# WHAT NEEDS TO BE DONE
Look through the entries below and report how many lines hold the string "left". Only the number is wanted.

# EXERCISE INPUTS
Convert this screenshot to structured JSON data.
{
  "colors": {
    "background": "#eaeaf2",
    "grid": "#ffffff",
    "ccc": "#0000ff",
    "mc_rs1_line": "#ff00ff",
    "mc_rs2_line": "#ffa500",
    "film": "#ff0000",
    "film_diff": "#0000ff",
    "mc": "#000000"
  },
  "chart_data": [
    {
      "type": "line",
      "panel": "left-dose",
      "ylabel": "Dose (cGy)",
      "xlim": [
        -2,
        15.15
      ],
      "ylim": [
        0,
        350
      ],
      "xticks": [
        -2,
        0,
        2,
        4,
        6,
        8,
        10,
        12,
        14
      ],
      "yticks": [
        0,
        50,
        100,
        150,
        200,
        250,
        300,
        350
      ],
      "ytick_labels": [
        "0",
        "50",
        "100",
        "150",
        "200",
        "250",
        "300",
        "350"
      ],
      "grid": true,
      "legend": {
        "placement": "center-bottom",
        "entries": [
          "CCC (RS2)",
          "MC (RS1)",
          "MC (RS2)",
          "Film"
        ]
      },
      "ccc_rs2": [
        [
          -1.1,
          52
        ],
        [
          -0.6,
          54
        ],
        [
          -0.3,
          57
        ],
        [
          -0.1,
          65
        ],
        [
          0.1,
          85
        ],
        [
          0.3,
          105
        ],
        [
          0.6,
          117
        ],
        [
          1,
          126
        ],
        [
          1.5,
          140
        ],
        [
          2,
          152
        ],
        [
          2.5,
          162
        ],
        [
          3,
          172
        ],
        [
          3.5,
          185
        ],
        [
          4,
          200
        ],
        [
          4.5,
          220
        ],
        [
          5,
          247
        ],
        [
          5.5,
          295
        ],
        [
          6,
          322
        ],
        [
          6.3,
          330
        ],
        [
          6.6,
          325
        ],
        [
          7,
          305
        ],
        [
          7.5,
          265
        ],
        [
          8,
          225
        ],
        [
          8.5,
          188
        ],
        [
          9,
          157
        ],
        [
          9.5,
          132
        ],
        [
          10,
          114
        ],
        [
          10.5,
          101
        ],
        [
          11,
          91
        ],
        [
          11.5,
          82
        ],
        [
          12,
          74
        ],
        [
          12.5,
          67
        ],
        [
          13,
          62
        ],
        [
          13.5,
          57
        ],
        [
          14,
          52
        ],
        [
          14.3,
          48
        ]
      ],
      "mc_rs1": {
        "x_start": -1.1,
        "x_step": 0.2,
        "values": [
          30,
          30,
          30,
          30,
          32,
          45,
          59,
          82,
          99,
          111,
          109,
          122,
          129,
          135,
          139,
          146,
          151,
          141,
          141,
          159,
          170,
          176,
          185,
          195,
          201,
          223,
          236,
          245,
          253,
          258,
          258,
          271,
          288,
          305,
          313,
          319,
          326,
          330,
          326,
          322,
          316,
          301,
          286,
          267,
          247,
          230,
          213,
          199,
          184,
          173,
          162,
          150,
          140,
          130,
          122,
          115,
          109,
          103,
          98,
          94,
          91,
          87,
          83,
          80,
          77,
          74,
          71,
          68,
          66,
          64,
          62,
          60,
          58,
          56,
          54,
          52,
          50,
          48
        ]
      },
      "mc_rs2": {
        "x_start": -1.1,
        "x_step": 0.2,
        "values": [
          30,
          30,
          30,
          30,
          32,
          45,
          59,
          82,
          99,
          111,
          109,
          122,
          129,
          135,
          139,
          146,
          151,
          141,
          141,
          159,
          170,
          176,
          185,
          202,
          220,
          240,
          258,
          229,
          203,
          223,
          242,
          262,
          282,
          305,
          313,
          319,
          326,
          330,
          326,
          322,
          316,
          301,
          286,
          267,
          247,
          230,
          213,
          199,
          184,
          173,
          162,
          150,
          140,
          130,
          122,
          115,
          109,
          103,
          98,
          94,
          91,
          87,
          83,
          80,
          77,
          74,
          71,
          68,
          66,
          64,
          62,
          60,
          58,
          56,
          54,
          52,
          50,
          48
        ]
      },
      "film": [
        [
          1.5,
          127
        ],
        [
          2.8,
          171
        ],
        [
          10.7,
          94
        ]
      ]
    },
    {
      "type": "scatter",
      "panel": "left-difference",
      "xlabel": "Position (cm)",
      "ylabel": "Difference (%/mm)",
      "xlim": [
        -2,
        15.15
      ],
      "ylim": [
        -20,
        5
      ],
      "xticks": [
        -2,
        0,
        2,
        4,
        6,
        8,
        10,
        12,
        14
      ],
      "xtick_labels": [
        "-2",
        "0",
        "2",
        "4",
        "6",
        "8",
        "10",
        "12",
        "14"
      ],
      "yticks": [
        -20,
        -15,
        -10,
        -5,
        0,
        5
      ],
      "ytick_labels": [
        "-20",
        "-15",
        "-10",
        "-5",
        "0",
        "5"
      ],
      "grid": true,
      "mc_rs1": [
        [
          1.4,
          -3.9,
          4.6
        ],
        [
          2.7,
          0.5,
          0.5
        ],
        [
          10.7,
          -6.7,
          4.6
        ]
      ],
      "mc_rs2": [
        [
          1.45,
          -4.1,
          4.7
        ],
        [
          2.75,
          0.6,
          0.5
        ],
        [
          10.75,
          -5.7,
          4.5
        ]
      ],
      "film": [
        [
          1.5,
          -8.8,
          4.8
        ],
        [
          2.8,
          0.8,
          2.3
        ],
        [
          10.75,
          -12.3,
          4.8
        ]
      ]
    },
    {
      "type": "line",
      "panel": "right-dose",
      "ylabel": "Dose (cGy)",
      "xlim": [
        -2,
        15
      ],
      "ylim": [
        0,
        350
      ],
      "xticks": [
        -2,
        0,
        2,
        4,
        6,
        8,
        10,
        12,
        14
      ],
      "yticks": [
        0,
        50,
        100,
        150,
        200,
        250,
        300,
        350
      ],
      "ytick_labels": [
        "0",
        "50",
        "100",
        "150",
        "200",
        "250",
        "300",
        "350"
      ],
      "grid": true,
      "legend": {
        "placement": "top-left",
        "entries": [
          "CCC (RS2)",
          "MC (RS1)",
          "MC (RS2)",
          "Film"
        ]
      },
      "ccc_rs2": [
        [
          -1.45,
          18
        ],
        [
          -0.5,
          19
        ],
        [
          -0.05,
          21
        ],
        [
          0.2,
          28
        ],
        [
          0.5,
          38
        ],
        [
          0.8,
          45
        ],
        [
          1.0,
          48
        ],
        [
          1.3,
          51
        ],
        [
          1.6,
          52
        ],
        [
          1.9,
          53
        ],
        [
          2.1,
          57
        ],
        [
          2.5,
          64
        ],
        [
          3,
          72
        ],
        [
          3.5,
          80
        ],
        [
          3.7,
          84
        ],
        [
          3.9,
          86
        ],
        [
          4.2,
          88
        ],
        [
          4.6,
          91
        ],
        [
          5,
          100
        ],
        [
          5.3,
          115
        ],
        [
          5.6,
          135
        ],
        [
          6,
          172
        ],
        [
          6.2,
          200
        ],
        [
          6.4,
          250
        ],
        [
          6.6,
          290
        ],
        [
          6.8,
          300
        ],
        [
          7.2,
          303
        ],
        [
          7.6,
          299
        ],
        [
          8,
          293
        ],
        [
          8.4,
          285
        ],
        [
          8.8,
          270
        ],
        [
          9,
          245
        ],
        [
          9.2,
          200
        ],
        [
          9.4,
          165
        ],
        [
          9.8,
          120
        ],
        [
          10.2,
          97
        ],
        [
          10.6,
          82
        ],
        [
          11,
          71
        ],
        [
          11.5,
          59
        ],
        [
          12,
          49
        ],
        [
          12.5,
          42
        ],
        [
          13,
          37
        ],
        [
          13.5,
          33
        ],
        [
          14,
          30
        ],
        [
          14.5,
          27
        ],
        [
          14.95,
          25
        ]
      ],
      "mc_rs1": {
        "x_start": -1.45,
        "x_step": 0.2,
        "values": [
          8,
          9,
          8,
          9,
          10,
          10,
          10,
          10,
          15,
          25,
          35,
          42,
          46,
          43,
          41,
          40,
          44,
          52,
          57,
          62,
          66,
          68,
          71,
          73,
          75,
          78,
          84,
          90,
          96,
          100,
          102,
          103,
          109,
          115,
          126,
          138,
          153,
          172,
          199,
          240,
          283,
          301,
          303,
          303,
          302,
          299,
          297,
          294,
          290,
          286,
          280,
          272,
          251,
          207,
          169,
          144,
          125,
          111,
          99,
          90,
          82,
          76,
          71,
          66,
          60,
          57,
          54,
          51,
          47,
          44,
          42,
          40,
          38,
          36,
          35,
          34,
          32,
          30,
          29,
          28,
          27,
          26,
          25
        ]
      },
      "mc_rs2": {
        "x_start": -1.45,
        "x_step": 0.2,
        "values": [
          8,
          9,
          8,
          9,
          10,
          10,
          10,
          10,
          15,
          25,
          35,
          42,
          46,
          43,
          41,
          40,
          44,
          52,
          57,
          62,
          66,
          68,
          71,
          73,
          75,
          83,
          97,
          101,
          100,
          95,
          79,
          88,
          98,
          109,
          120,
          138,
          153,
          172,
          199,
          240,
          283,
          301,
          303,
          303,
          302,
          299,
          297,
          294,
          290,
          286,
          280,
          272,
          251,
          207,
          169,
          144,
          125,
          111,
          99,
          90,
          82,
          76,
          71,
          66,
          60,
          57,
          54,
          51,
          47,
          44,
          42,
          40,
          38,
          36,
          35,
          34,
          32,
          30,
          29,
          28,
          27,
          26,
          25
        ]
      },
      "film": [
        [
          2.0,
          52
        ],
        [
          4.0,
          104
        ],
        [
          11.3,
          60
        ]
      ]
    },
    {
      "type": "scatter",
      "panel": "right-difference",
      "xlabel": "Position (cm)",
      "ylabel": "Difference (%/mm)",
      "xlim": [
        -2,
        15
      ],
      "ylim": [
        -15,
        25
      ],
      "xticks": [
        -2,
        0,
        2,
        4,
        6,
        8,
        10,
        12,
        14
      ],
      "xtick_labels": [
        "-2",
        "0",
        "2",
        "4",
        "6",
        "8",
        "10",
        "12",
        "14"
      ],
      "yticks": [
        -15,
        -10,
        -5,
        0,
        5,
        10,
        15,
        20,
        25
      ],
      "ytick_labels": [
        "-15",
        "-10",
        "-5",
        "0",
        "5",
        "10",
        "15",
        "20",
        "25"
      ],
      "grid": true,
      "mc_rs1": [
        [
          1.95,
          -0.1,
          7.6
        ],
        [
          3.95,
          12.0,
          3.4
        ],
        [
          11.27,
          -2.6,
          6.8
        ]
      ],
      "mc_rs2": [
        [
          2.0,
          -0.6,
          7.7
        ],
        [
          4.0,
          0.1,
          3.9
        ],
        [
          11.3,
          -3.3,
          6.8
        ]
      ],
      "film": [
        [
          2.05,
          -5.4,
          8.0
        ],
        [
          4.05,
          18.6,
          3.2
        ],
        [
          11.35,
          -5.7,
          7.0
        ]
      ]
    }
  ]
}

# TASK RESPONSE
3